Scan the data below and pick out the lines containing the word "left".

╭─ LISTED RECORDS

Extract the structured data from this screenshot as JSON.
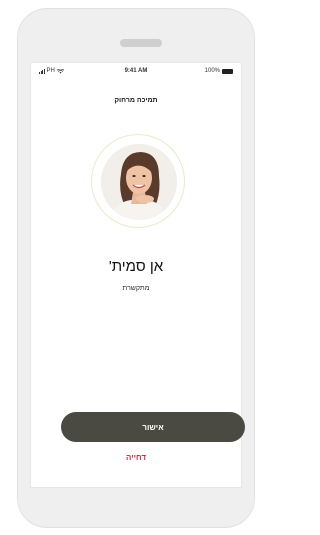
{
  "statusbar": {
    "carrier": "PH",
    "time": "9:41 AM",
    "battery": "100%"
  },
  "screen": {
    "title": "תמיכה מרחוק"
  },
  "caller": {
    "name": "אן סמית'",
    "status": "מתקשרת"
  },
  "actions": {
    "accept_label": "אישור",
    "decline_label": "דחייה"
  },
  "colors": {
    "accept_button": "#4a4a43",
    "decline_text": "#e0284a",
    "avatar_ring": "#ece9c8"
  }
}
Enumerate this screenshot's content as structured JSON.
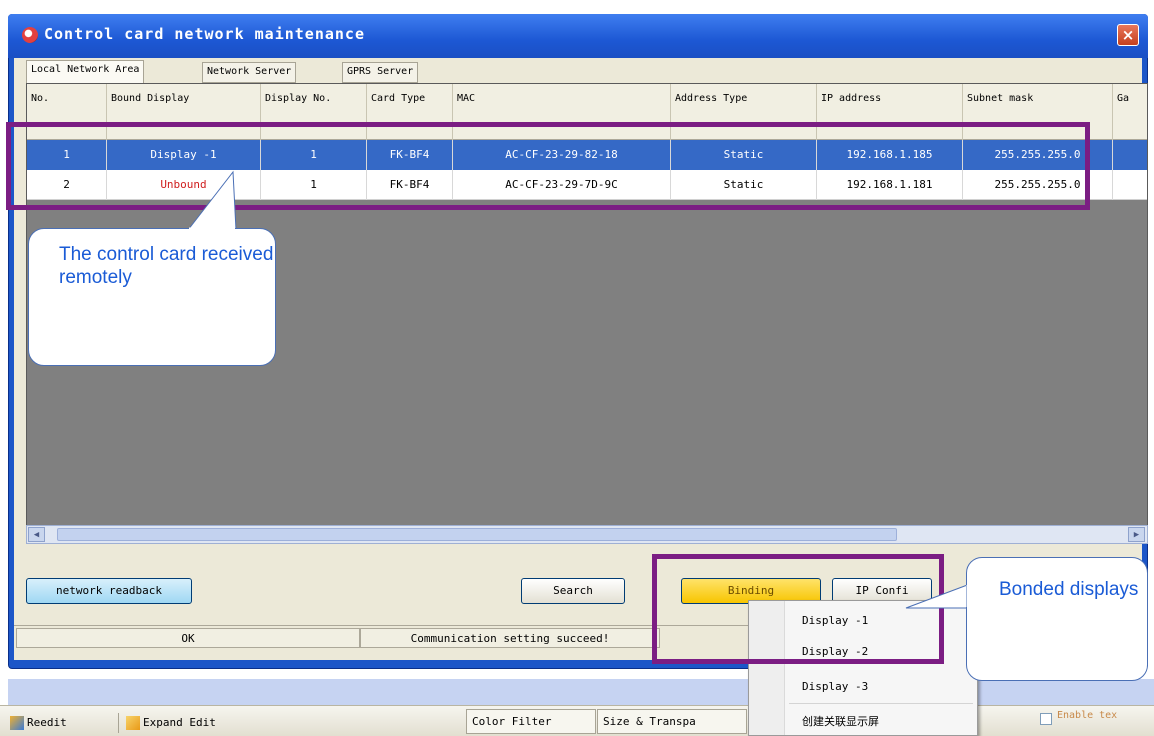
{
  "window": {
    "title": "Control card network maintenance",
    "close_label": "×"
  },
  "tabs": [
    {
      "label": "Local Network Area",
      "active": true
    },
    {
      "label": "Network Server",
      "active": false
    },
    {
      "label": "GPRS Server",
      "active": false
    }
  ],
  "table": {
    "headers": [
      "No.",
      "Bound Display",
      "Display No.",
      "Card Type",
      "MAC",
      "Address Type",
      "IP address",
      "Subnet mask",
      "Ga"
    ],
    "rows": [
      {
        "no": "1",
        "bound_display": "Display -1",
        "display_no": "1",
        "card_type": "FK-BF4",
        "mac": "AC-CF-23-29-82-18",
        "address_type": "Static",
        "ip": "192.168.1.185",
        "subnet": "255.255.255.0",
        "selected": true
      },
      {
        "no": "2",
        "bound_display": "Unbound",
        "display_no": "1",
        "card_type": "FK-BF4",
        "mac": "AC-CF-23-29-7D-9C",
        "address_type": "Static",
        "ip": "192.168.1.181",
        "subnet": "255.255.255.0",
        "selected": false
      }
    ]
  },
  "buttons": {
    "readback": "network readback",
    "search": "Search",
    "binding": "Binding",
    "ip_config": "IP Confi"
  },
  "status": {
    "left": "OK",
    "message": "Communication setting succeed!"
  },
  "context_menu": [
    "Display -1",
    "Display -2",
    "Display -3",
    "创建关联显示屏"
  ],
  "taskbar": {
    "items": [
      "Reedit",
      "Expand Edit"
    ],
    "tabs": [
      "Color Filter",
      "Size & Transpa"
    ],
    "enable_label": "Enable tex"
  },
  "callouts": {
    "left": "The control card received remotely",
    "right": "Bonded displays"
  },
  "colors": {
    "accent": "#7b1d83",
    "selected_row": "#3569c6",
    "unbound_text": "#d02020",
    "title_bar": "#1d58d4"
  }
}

╰─
╭─ LISTED RECORDS

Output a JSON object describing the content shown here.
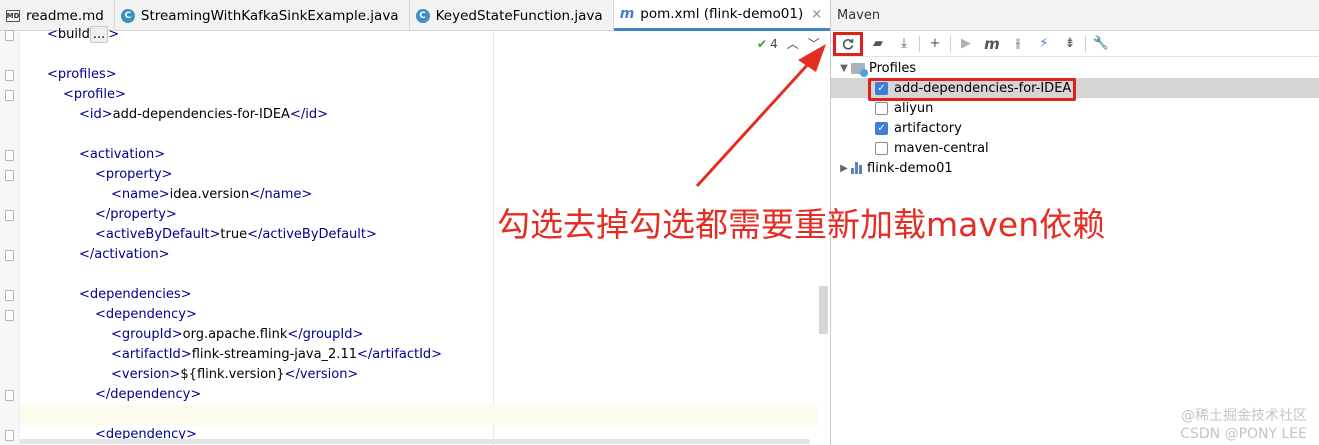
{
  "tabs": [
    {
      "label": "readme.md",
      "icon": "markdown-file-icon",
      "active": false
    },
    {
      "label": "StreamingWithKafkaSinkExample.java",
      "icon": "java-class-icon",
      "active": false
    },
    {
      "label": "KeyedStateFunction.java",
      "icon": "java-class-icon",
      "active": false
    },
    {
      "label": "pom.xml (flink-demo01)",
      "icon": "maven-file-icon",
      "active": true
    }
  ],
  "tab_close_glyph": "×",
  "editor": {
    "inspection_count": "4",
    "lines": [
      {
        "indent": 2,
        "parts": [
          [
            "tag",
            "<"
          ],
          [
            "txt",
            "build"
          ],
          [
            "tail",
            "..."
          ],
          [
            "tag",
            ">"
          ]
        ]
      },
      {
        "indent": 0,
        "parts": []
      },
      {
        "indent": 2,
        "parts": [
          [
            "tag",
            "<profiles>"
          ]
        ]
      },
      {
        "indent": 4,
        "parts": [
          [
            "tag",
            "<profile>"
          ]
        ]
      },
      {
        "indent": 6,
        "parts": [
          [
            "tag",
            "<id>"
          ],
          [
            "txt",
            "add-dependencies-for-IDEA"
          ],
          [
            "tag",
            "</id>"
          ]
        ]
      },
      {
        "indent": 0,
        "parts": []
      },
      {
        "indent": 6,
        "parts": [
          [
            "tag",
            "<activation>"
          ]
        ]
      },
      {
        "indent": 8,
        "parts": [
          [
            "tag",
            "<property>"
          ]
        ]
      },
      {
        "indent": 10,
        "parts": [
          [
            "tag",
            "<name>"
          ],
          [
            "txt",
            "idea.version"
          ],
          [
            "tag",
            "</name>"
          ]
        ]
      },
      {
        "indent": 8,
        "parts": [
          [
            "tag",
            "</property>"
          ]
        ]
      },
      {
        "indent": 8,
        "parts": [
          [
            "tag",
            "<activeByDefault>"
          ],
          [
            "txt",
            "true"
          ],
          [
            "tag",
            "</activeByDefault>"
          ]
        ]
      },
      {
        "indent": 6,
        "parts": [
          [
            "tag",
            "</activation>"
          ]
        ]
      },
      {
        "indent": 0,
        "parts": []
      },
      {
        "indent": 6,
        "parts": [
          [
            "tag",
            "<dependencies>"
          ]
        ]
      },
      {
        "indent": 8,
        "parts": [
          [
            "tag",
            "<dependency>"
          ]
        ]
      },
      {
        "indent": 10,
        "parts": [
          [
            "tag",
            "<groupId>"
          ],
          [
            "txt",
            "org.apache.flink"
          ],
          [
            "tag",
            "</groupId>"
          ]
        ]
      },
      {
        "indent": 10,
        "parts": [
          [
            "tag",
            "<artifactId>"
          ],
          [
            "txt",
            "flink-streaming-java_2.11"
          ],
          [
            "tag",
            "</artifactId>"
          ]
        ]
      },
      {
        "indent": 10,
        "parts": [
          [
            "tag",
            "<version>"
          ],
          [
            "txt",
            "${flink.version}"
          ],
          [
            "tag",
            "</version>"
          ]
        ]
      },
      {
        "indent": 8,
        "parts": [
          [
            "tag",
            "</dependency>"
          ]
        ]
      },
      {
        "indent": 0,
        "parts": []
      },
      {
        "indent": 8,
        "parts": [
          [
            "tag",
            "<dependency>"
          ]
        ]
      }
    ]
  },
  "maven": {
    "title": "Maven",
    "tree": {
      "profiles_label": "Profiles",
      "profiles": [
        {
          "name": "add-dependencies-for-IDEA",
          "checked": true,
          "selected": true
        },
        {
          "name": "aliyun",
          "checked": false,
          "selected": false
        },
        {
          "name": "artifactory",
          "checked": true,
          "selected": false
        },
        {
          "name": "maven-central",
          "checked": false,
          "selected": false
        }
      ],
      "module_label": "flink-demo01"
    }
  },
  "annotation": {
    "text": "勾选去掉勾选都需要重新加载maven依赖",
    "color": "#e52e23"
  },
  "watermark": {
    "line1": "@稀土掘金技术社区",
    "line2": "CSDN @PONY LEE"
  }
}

╰─
╭─ LISTED RECORDS

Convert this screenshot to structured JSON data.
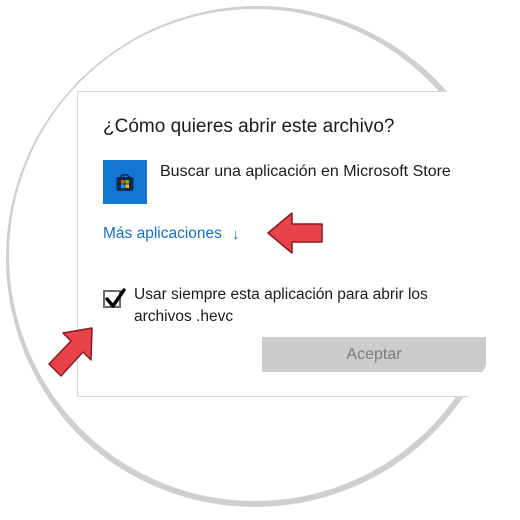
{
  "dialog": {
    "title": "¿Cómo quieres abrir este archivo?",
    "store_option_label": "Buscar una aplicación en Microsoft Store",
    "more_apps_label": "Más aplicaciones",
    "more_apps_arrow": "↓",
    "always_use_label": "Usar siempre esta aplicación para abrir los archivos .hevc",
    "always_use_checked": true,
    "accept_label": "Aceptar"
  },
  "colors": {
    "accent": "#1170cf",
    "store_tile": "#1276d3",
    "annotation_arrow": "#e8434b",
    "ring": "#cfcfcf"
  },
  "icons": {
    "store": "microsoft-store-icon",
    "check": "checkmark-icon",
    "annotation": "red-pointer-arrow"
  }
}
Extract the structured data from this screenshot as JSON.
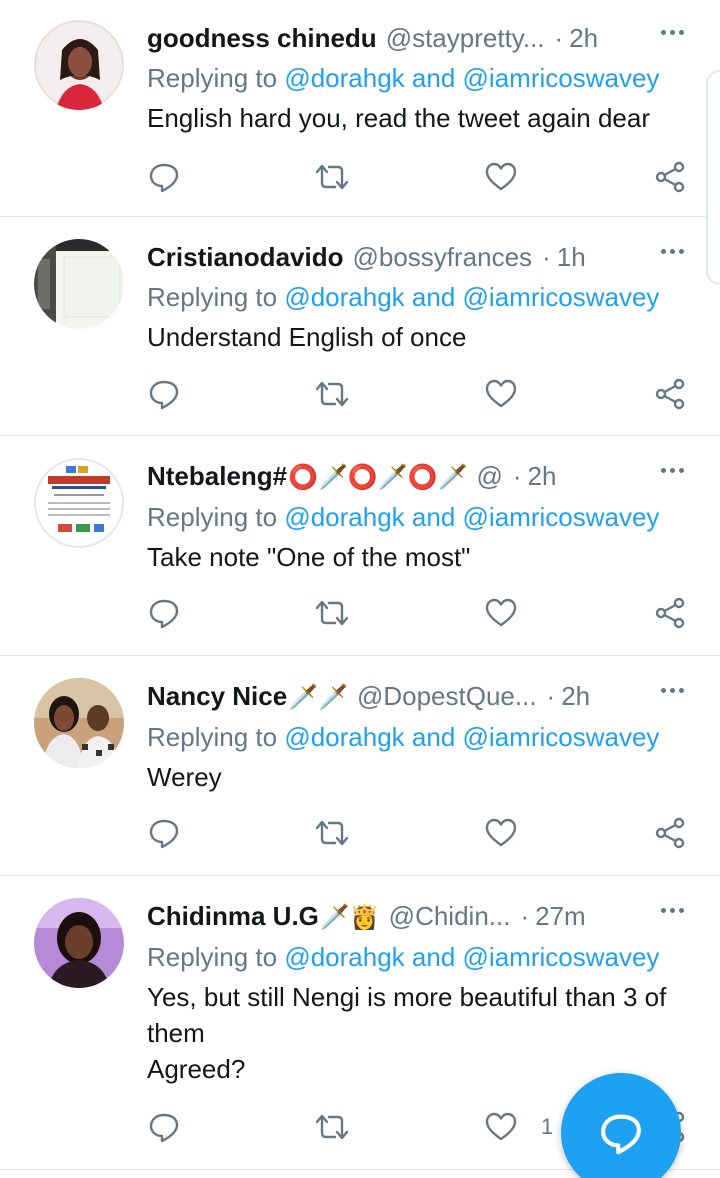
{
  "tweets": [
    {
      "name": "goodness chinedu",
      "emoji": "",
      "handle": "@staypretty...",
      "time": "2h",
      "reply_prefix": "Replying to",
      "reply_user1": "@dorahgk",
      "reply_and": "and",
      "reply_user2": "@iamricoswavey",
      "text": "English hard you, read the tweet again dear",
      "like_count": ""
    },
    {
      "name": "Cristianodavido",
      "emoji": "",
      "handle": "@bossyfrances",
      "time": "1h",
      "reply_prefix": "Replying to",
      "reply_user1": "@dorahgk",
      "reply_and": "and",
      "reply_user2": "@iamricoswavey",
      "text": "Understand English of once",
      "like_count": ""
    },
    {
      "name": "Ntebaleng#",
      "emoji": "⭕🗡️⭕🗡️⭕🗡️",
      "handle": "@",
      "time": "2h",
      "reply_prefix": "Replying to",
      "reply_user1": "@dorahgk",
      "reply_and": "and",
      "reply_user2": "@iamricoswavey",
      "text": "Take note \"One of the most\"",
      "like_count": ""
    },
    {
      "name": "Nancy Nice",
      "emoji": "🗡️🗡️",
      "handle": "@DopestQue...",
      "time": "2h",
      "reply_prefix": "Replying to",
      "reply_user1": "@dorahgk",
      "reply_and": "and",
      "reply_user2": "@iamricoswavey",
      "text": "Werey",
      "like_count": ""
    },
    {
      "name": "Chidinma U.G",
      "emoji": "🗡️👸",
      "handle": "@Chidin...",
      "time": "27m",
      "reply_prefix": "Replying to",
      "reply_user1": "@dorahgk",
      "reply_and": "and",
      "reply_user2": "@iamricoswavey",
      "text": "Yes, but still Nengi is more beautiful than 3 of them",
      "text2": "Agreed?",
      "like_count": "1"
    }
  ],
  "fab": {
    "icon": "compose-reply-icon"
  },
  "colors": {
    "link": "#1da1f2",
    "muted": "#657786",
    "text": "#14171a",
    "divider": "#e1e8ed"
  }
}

╰─

CORRECT OUTPUT =>
    "left": "OK",
    "left": "The control card received remotely",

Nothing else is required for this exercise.